* [Your task]:
Return the listing word for word, as given.

━━━ Input for this task

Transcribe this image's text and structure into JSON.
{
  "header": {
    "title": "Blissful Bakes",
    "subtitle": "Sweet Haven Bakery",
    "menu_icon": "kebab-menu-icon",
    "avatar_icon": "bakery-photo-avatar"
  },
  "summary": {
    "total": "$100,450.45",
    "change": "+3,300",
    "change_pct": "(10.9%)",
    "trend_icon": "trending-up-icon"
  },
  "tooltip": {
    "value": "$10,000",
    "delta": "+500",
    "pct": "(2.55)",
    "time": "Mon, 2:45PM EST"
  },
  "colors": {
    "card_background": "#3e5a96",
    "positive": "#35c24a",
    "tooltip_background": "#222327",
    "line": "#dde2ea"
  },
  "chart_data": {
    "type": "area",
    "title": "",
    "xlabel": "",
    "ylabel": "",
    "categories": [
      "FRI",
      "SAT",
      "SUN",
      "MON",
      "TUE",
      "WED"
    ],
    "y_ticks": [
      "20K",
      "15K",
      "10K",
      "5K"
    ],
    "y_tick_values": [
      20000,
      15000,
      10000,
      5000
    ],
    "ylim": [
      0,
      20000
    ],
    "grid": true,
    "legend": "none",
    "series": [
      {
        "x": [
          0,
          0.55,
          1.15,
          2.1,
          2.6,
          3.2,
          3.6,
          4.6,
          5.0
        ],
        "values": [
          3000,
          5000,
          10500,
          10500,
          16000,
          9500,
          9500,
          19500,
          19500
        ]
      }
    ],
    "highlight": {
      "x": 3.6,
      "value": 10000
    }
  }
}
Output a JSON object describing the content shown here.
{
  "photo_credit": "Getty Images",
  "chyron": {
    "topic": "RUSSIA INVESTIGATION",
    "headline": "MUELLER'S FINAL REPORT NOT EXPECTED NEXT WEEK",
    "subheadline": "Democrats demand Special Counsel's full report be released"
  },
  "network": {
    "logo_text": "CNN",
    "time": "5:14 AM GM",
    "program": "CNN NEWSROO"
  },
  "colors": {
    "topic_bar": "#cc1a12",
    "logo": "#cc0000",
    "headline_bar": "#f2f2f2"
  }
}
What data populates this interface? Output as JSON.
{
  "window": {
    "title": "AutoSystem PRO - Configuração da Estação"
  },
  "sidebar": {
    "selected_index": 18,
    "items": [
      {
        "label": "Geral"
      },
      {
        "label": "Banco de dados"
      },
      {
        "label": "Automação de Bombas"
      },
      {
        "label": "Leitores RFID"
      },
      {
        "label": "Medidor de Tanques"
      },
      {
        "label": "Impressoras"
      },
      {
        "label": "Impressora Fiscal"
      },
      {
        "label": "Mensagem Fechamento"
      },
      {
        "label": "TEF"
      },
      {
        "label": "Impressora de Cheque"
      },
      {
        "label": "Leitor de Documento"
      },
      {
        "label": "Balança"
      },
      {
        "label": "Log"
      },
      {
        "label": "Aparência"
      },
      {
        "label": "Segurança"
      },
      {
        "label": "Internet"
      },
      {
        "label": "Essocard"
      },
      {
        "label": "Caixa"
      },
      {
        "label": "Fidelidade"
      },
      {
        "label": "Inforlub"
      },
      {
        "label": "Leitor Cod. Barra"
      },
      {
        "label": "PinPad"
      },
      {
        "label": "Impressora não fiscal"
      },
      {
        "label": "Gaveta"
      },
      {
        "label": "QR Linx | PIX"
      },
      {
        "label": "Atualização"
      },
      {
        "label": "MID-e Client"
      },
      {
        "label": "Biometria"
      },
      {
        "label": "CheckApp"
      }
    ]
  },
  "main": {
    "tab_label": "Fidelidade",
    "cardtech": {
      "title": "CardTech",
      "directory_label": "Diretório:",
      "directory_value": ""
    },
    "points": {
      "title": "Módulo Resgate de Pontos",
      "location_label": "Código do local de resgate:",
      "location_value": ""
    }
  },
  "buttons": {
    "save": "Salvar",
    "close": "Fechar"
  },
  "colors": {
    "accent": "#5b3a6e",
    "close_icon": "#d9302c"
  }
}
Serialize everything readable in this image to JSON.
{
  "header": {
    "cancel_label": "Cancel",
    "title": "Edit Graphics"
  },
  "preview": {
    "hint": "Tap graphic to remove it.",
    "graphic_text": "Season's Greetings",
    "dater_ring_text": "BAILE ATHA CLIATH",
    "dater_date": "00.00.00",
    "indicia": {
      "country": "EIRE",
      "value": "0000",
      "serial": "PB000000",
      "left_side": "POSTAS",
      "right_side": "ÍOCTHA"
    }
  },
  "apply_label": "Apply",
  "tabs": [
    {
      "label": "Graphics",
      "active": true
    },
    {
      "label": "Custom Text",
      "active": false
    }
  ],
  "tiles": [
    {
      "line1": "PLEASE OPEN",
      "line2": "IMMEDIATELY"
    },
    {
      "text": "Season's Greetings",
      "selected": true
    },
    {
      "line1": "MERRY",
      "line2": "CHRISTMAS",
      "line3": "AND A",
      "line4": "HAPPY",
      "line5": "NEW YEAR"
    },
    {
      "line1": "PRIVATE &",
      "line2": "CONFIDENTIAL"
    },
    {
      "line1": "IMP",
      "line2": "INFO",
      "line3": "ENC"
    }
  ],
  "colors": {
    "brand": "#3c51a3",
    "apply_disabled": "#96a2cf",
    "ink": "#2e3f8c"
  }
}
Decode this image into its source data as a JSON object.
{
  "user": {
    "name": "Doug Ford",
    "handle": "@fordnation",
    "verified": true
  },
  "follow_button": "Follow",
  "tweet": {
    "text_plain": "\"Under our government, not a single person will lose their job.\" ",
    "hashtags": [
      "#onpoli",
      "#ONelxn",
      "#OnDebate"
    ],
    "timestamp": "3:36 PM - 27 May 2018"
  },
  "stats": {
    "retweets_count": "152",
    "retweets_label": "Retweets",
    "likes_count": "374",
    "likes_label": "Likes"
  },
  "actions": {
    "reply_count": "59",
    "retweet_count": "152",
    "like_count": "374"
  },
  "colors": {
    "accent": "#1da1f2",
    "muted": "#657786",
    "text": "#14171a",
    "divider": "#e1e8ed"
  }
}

━━━━━━

* [Task output]:
Transcribe this image's text and structure into JSON.
{
  "header": {
    "title": "Blissful Bakes",
    "subtitle": "Sweet Haven Bakery",
    "menu_icon": "kebab-menu-icon",
    "avatar_icon": "bakery-photo-avatar"
  },
  "summary": {
    "total": "$100,450.45",
    "change": "+3,300",
    "change_pct": "(10.9%)",
    "trend_icon": "trending-up-icon"
  },
  "tooltip": {
    "value": "$10,000",
    "delta": "+500",
    "pct": "(2.55)",
    "time": "Mon, 2:45PM EST"
  },
  "colors": {
    "card_background": "#3e5a96",
    "positive": "#35c24a",
    "tooltip_background": "#222327",
    "line": "#dde2ea"
  },
  "chart_data": {
    "type": "area",
    "title": "",
    "xlabel": "",
    "ylabel": "",
    "categories": [
      "FRI",
      "SAT",
      "SUN",
      "MON",
      "TUE",
      "WED"
    ],
    "y_ticks": [
      "20K",
      "15K",
      "10K",
      "5K"
    ],
    "y_tick_values": [
      20000,
      15000,
      10000,
      5000
    ],
    "ylim": [
      0,
      20000
    ],
    "grid": true,
    "legend": "none",
    "series": [
      {
        "x": [
          0,
          0.55,
          1.15,
          2.1,
          2.6,
          3.2,
          3.6,
          4.6,
          5.0
        ],
        "values": [
          3000,
          5000,
          10500,
          10500,
          16000,
          9500,
          9500,
          19500,
          19500
        ]
      }
    ],
    "highlight": {
      "x": 3.6,
      "value": 10000
    }
  }
}
Output a JSON object describing the content shown here.
{
  "photo_credit": "Getty Images",
  "chyron": {
    "topic": "RUSSIA INVESTIGATION",
    "headline": "MUELLER'S FINAL REPORT NOT EXPECTED NEXT WEEK",
    "subheadline": "Democrats demand Special Counsel's full report be released"
  },
  "network": {
    "logo_text": "CNN",
    "time": "5:14 AM GM",
    "program": "CNN NEWSROO"
  },
  "colors": {
    "topic_bar": "#cc1a12",
    "logo": "#cc0000",
    "headline_bar": "#f2f2f2"
  }
}
What data populates this interface? Output as JSON.
{
  "window": {
    "title": "AutoSystem PRO - Configuração da Estação"
  },
  "sidebar": {
    "selected_index": 18,
    "items": [
      {
        "label": "Geral"
      },
      {
        "label": "Banco de dados"
      },
      {
        "label": "Automação de Bombas"
      },
      {
        "label": "Leitores RFID"
      },
      {
        "label": "Medidor de Tanques"
      },
      {
        "label": "Impressoras"
      },
      {
        "label": "Impressora Fiscal"
      },
      {
        "label": "Mensagem Fechamento"
      },
      {
        "label": "TEF"
      },
      {
        "label": "Impressora de Cheque"
      },
      {
        "label": "Leitor de Documento"
      },
      {
        "label": "Balança"
      },
      {
        "label": "Log"
      },
      {
        "label": "Aparência"
      },
      {
        "label": "Segurança"
      },
      {
        "label": "Internet"
      },
      {
        "label": "Essocard"
      },
      {
        "label": "Caixa"
      },
      {
        "label": "Fidelidade"
      },
      {
        "label": "Inforlub"
      },
      {
        "label": "Leitor Cod. Barra"
      },
      {
        "label": "PinPad"
      },
      {
        "label": "Impressora não fiscal"
      },
      {
        "label": "Gaveta"
      },
      {
        "label": "QR Linx | PIX"
      },
      {
        "label": "Atualização"
      },
      {
        "label": "MID-e Client"
      },
      {
        "label": "Biometria"
      },
      {
        "label": "CheckApp"
      }
    ]
  },
  "main": {
    "tab_label": "Fidelidade",
    "cardtech": {
      "title": "CardTech",
      "directory_label": "Diretório:",
      "directory_value": ""
    },
    "points": {
      "title": "Módulo Resgate de Pontos",
      "location_label": "Código do local de resgate:",
      "location_value": ""
    }
  },
  "buttons": {
    "save": "Salvar",
    "close": "Fechar"
  },
  "colors": {
    "accent": "#5b3a6e",
    "close_icon": "#d9302c"
  }
}
Serialize everything readable in this image to JSON.
{
  "header": {
    "cancel_label": "Cancel",
    "title": "Edit Graphics"
  },
  "preview": {
    "hint": "Tap graphic to remove it.",
    "graphic_text": "Season's Greetings",
    "dater_ring_text": "BAILE ATHA CLIATH",
    "dater_date": "00.00.00",
    "indicia": {
      "country": "EIRE",
      "value": "0000",
      "serial": "PB000000",
      "left_side": "POSTAS",
      "right_side": "ÍOCTHA"
    }
  },
  "apply_label": "Apply",
  "tabs": [
    {
      "label": "Graphics",
      "active": true
    },
    {
      "label": "Custom Text",
      "active": false
    }
  ],
  "tiles": [
    {
      "line1": "PLEASE OPEN",
      "line2": "IMMEDIATELY"
    },
    {
      "text": "Season's Greetings",
      "selected": true
    },
    {
      "line1": "MERRY",
      "line2": "CHRISTMAS",
      "line3": "AND A",
      "line4": "HAPPY",
      "line5": "NEW YEAR"
    },
    {
      "line1": "PRIVATE &",
      "line2": "CONFIDENTIAL"
    },
    {
      "line1": "IMP",
      "line2": "INFO",
      "line3": "ENC"
    }
  ],
  "colors": {
    "brand": "#3c51a3",
    "apply_disabled": "#96a2cf",
    "ink": "#2e3f8c"
  }
}
Decode this image into its source data as a JSON object.
{
  "user": {
    "name": "Doug Ford",
    "handle": "@fordnation",
    "verified": true
  },
  "follow_button": "Follow",
  "tweet": {
    "text_plain": "\"Under our government, not a single person will lose their job.\" ",
    "hashtags": [
      "#onpoli",
      "#ONelxn",
      "#OnDebate"
    ],
    "timestamp": "3:36 PM - 27 May 2018"
  },
  "stats": {
    "retweets_count": "152",
    "retweets_label": "Retweets",
    "likes_count": "374",
    "likes_label": "Likes"
  },
  "actions": {
    "reply_count": "59",
    "retweet_count": "152",
    "like_count": "374"
  },
  "colors": {
    "accent": "#1da1f2",
    "muted": "#657786",
    "text": "#14171a",
    "divider": "#e1e8ed"
  }
}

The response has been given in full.